-- START OF Provided entries --

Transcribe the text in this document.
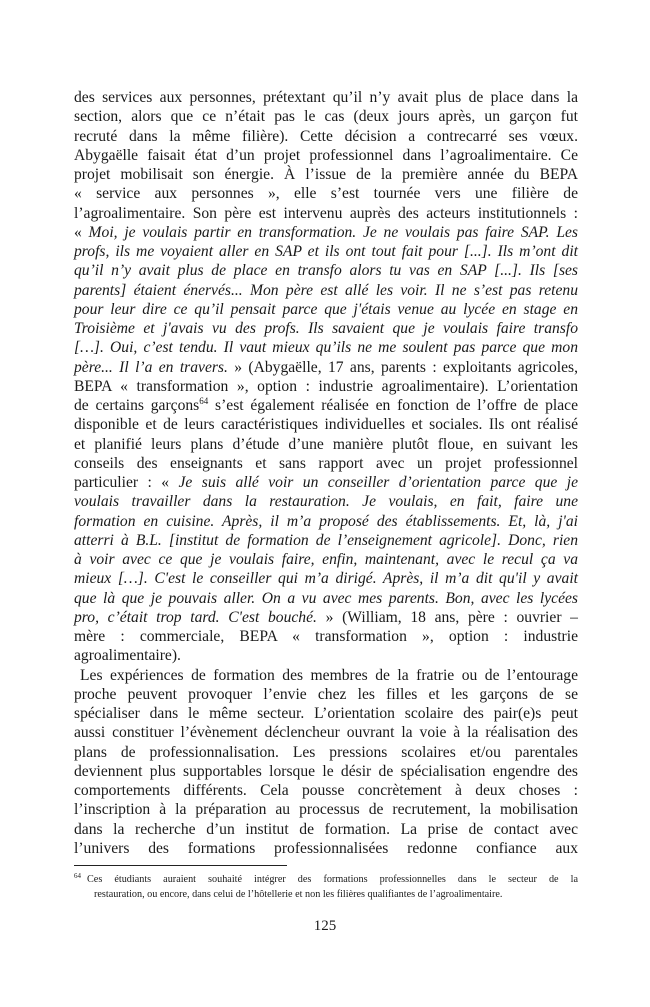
des services aux personnes, prétextant qu’il n’y avait plus de place dans la
section, alors que ce n’était pas le cas (deux jours après, un garçon fut
recruté dans la même filière). Cette décision a contrecarré ses vœux.
Abygaëlle faisait état d’un projet professionnel dans l’agroalimentaire. Ce
projet mobilisait son énergie. À l’issue de la première année du BEPA
« service aux personnes », elle s’est tournée vers une filière de
l’agroalimentaire. Son père est intervenu auprès des acteurs institutionnels :
« Moi, je voulais partir en transformation. Je ne voulais pas faire SAP. Les
profs, ils me voyaient aller en SAP et ils ont tout fait pour [...]. Ils m’ont dit
qu’il n’y avait plus de place en transfo alors tu vas en SAP [...]. Ils [ses
parents] étaient énervés... Mon père est allé les voir. Il ne s’est pas retenu
pour leur dire ce qu’il pensait parce que j'étais venue au lycée en stage en
Troisième et j'avais vu des profs. Ils savaient que je voulais faire transfo
[…]. Oui, c’est tendu. Il vaut mieux qu’ils ne me soulent pas parce que mon
père... Il l’a en travers. » (Abygaëlle, 17 ans, parents : exploitants agricoles,
BEPA « transformation », option : industrie agroalimentaire). L’orientation
de certains garçons$^{64}$ s’est également réalisée en fonction de l’offre de place
disponible et de leurs caractéristiques individuelles et sociales. Ils ont réalisé
et planifié leurs plans d’étude d’une manière plutôt floue, en suivant les
conseils des enseignants et sans rapport avec un projet professionnel
particulier : « Je suis allé voir un conseiller d’orientation parce que je
voulais travailler dans la restauration. Je voulais, en fait, faire une
formation en cuisine. Après, il m’a proposé des établissements. Et, là, j'ai
atterri à B.L. [institut de formation de l’enseignement agricole]. Donc, rien
à voir avec ce que je voulais faire, enfin, maintenant, avec le recul ça va
mieux […]. C'est le conseiller qui m’a dirigé. Après, il m’a dit qu'il y avait
que là que je pouvais aller. On a vu avec mes parents. Bon, avec les lycées
pro, c’était trop tard. C'est bouché. » (William, 18 ans, père : ouvrier –
mère : commerciale, BEPA « transformation », option : industrie
agroalimentaire).
Les expériences de formation des membres de la fratrie ou de l’entourage
proche peuvent provoquer l’envie chez les filles et les garçons de se
spécialiser dans le même secteur. L’orientation scolaire des pair(e)s peut
aussi constituer l’évènement déclencheur ouvrant la voie à la réalisation des
plans de professionnalisation. Les pressions scolaires et/ou parentales
deviennent plus supportables lorsque le désir de spécialisation engendre des
comportements différents. Cela pousse concrètement à deux choses :
l’inscription à la préparation au processus de recrutement, la mobilisation
dans la recherche d’un institut de formation. La prise de contact avec
l’univers des formations professionnalisées redonne confiance aux
$^{64}$ Ces étudiants auraient souhaité intégrer des formations professionnelles dans le secteur de la
restauration, ou encore, dans celui de l’hôtellerie et non les filières qualifiantes de l’agroalimentaire.
125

-- END OF Provided entries --

▶ [Do this]: Set down the records in full and exactly. Do not carry over any image.

▶ [Response to this exercise]:
Transcribe the text in this document.
des services aux personnes, prétextant qu’il n’y avait plus de place dans la
section, alors que ce n’était pas le cas (deux jours après, un garçon fut
recruté dans la même filière). Cette décision a contrecarré ses vœux.
Abygaëlle faisait état d’un projet professionnel dans l’agroalimentaire. Ce
projet mobilisait son énergie. À l’issue de la première année du BEPA
« service aux personnes », elle s’est tournée vers une filière de
l’agroalimentaire. Son père est intervenu auprès des acteurs institutionnels :
« Moi, je voulais partir en transformation. Je ne voulais pas faire SAP. Les
profs, ils me voyaient aller en SAP et ils ont tout fait pour [...]. Ils m’ont dit
qu’il n’y avait plus de place en transfo alors tu vas en SAP [...]. Ils [ses
parents] étaient énervés... Mon père est allé les voir. Il ne s’est pas retenu
pour leur dire ce qu’il pensait parce que j'étais venue au lycée en stage en
Troisième et j'avais vu des profs. Ils savaient que je voulais faire transfo
[…]. Oui, c’est tendu. Il vaut mieux qu’ils ne me soulent pas parce que mon
père... Il l’a en travers. » (Abygaëlle, 17 ans, parents : exploitants agricoles,
BEPA « transformation », option : industrie agroalimentaire). L’orientation
de certains garçons$^{64}$ s’est également réalisée en fonction de l’offre de place
disponible et de leurs caractéristiques individuelles et sociales. Ils ont réalisé
et planifié leurs plans d’étude d’une manière plutôt floue, en suivant les
conseils des enseignants et sans rapport avec un projet professionnel
particulier : « Je suis allé voir un conseiller d’orientation parce que je
voulais travailler dans la restauration. Je voulais, en fait, faire une
formation en cuisine. Après, il m’a proposé des établissements. Et, là, j'ai
atterri à B.L. [institut de formation de l’enseignement agricole]. Donc, rien
à voir avec ce que je voulais faire, enfin, maintenant, avec le recul ça va
mieux […]. C'est le conseiller qui m’a dirigé. Après, il m’a dit qu'il y avait
que là que je pouvais aller. On a vu avec mes parents. Bon, avec les lycées
pro, c’était trop tard. C'est bouché. » (William, 18 ans, père : ouvrier –
mère : commerciale, BEPA « transformation », option : industrie
agroalimentaire).
Les expériences de formation des membres de la fratrie ou de l’entourage
proche peuvent provoquer l’envie chez les filles et les garçons de se
spécialiser dans le même secteur. L’orientation scolaire des pair(e)s peut
aussi constituer l’évènement déclencheur ouvrant la voie à la réalisation des
plans de professionnalisation. Les pressions scolaires et/ou parentales
deviennent plus supportables lorsque le désir de spécialisation engendre des
comportements différents. Cela pousse concrètement à deux choses :
l’inscription à la préparation au processus de recrutement, la mobilisation
dans la recherche d’un institut de formation. La prise de contact avec
l’univers des formations professionnalisées redonne confiance aux
$^{64}$ Ces étudiants auraient souhaité intégrer des formations professionnelles dans le secteur de la
restauration, ou encore, dans celui de l’hôtellerie et non les filières qualifiantes de l’agroalimentaire.
125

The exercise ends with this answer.